◆ Problem A
Copy the records below word for word, starting at their first line and ending with the line that contains "ai-call-button[interactable]: AI通话 (424, 1429, 656, 1525)", both included.

◆ Selected text
>> START
# Linear Regression Tutorial

In this tutorial, we will learn how to do linear regression with scikit in Python. We will explore how to predict home prices using a variety of features, both numerical and categorical. Along the way, we will also learn about some other concepts such as correlation, mean squared error and R^2

# Goals

**(1) Data exploration/preparation: Load and understand data**

**(2) Linear Regression**
       - with a single feature
       - with multiple numerical features
       - with numerical and categorical features 

**(3) Understanding goodness of fit metrics**

**(4) Standardization**

**(5) Caveats and more things you can explore on your own**

# Data exploration: Load and understand data

In [None]:
# Let's import necessary packages
import pandas as pd # data handling/manipulation package
import os
import numpy as np # mathematical and array operations
import matplotlib.pyplot as plt # plotting
import matplotlib.image as mpimg # plotting
import statsmodels.api as sm # statistics
import warnings # handle warnings
warnings.filterwarnings("ignore")

In [None]:
df = pd.read_csv('king_county_home_prices.csv', sep = ",")

In [None]:
image = mpimg.imread("HousingDatasetFeatures.PNG")
plt.figure(figsize = (10,10))
plt.imshow(image)
plt.show()

**Split data into train and test**

Intution for splitting data into train and test:

When you want to measure how well you have learnt something, you want to do some practice problems or take a practice exam. That is exactly what is happening here. You are putting some questions away as practice questions for yourself and learning from the rest.

In [None]:
np.random.seed(2019)
msk = np.random.rand(len(df)) < 0.8
train = df[msk]
test = df[~msk]

**Let's look at the data**

In [None]:
train.head()

In [None]:
train['price'].describe()

In [None]:
train['sqft_living'].describe()

In [None]:
plt.scatter(train['sqft_living'], train['price'])
# titles

# Data preparation

In [None]:
# Python package sklearn requires data to be in matrix format ie.e two dimesional array
# so we will transform single feature using the reshape() function

data_train = np.array(train['sqft_living']).reshape(-1, 1)
target_train = np.array(train['price']).reshape(-1, 1)

data_test = np.array(test['sqft_living']).reshape(-1, 1)
target_test = np.array(test['price']).reshape(-1, 1)

# Linear Regression with single feature

In linear regression, we want to fit a linear equation to our data. In the case where we have just one independent variable, we are trying to fit a line. 

The canonical equation of a line is Y = mX + c. So, two real values completely determine a line. The sole purpose of the training process is to figure out the best possible 'm'  and  'c'. The value for 'c' is non zero only if the line does not pass through the origin.
>> END
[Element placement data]
>> START
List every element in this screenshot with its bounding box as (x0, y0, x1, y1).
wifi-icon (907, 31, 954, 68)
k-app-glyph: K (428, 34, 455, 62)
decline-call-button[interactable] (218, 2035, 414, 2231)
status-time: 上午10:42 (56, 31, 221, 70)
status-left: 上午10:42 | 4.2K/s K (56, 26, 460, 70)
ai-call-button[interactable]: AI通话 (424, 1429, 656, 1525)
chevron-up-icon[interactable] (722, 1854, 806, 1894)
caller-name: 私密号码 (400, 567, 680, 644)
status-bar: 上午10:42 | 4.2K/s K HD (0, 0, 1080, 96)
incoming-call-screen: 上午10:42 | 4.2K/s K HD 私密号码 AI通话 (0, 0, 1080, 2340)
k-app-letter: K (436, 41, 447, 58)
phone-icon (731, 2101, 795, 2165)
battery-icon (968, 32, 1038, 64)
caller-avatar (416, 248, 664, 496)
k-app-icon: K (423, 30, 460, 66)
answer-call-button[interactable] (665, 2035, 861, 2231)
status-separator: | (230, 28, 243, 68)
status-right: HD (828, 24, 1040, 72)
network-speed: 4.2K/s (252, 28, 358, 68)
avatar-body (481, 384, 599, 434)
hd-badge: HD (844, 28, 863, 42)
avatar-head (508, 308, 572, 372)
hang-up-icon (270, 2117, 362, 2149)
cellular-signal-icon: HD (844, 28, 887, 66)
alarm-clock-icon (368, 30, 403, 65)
>> END
◆ Problem B
According to the linear regression tutorial above, when is the value for 'c' non zero?

◆ Worked solution A
List every element in this screenshot with its bounding box as (x0, y0, x1, y1).
wifi-icon (907, 31, 954, 68)
k-app-glyph: K (428, 34, 455, 62)
decline-call-button[interactable] (218, 2035, 414, 2231)
status-time: 上午10:42 (56, 31, 221, 70)
status-left: 上午10:42 | 4.2K/s K (56, 26, 460, 70)
ai-call-button[interactable]: AI通话 (424, 1429, 656, 1525)

◆ Worked solution B
Only if the line does not pass through the origin.